• Prompt: Select lines where the word "this" appears.

──────── Dataset ────────

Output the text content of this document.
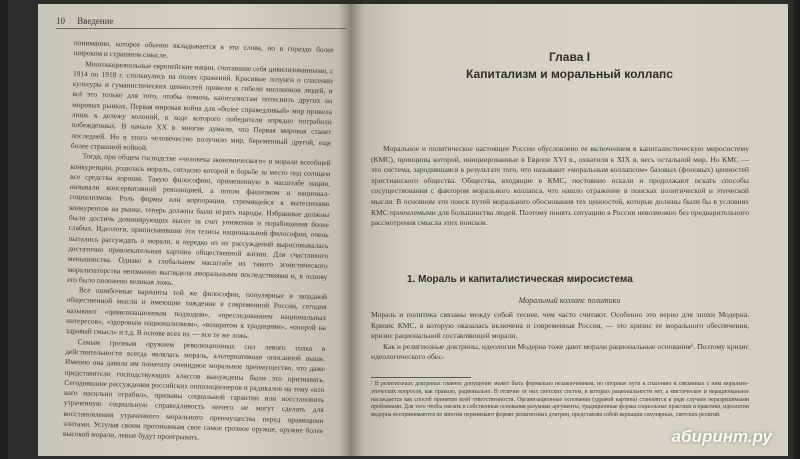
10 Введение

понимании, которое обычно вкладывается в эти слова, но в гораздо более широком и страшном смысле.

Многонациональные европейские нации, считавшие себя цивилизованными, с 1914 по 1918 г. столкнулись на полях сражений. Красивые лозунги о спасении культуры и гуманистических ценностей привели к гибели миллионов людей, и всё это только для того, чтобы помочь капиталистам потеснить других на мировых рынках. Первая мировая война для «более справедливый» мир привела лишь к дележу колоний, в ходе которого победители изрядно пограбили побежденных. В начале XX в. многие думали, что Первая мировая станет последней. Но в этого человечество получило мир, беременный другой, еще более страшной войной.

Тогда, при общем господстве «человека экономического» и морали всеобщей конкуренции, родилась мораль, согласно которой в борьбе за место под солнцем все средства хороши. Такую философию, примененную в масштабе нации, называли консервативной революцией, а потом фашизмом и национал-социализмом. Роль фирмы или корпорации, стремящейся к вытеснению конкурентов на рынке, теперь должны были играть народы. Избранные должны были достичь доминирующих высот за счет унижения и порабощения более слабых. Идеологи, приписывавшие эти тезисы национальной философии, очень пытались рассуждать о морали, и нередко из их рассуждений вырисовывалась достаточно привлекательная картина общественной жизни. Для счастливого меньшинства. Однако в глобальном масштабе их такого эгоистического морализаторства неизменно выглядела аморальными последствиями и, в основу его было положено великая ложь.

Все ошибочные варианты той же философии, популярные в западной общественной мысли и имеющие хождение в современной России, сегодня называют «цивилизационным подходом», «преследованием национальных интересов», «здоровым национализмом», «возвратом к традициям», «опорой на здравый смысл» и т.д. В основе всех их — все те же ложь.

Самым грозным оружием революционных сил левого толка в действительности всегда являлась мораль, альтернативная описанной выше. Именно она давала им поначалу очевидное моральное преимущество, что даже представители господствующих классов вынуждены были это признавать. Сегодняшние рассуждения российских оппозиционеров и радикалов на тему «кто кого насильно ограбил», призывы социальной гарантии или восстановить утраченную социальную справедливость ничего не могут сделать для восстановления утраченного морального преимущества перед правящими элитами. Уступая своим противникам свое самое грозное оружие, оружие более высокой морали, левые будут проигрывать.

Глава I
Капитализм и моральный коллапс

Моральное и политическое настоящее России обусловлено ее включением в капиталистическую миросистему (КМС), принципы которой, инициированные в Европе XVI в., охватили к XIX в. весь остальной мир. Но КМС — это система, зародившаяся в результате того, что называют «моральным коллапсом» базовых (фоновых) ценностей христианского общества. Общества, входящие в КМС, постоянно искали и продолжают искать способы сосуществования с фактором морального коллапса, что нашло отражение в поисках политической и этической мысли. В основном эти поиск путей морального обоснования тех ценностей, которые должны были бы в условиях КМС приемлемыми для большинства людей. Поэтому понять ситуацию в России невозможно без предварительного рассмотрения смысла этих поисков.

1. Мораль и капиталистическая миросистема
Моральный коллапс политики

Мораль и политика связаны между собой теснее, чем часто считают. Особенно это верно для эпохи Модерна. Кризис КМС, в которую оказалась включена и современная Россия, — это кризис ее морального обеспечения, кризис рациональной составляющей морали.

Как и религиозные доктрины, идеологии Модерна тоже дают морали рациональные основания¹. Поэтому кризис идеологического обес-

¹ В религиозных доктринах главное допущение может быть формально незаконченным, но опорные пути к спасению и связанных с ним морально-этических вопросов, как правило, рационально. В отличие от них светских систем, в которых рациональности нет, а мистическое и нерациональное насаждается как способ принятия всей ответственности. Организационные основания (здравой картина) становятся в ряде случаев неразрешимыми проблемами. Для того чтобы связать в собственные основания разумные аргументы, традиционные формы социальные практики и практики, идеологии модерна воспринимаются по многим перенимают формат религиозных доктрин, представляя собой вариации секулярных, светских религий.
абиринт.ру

────────
──────── Dataset ────────

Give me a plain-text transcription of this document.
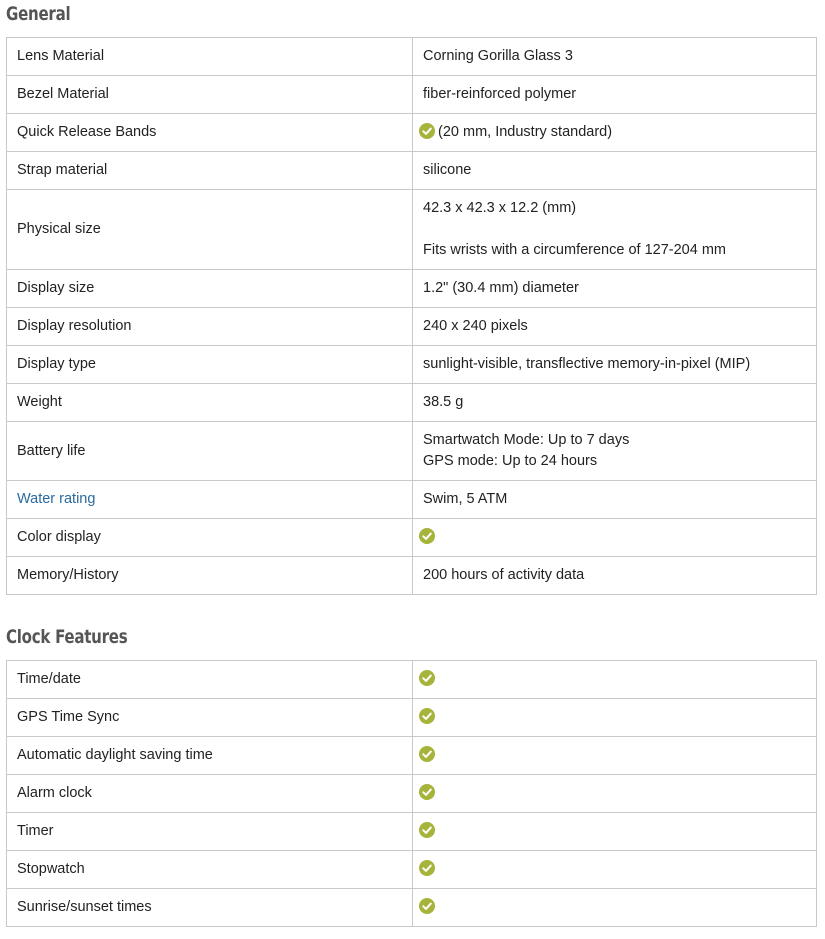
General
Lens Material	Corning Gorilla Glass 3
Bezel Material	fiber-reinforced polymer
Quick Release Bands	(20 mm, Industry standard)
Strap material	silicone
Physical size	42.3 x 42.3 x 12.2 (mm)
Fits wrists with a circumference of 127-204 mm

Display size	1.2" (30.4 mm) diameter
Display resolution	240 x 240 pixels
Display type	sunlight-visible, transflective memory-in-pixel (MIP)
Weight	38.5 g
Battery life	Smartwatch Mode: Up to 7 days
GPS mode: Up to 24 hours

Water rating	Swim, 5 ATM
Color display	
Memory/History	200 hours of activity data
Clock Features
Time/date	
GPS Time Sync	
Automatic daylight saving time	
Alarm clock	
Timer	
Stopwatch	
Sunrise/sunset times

────────

• Task result:
Output the text content of this document.
Give me a plain-text transcription of this document.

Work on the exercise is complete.